Extracted data entries:
____
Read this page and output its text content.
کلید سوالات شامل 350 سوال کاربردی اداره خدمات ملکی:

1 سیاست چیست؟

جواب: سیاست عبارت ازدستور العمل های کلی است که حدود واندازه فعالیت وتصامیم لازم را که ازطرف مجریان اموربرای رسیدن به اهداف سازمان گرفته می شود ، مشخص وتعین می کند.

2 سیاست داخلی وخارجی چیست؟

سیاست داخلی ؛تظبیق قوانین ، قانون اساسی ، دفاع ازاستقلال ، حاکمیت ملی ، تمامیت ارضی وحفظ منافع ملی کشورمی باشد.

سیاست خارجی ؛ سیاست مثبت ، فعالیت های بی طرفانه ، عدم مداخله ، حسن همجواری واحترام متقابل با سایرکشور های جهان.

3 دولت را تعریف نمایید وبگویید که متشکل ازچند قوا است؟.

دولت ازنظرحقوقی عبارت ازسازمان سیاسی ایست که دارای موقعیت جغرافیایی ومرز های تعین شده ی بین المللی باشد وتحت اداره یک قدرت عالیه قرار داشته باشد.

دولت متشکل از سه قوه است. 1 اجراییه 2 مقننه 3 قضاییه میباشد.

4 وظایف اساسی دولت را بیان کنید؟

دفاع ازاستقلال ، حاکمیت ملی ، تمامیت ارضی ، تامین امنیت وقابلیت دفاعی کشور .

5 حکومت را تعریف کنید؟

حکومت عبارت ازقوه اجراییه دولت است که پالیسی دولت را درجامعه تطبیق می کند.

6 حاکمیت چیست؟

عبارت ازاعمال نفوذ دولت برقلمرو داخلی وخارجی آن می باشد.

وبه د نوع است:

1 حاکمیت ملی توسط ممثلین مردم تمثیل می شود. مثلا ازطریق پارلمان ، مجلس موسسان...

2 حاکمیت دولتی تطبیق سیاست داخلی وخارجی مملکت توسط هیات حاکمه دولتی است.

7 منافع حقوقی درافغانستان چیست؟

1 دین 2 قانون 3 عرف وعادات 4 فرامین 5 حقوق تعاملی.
____
**What the exercise asks**
Count each line of the entries that holds the word "حکومت", then state the total and nothing more.

**Exercise output**
2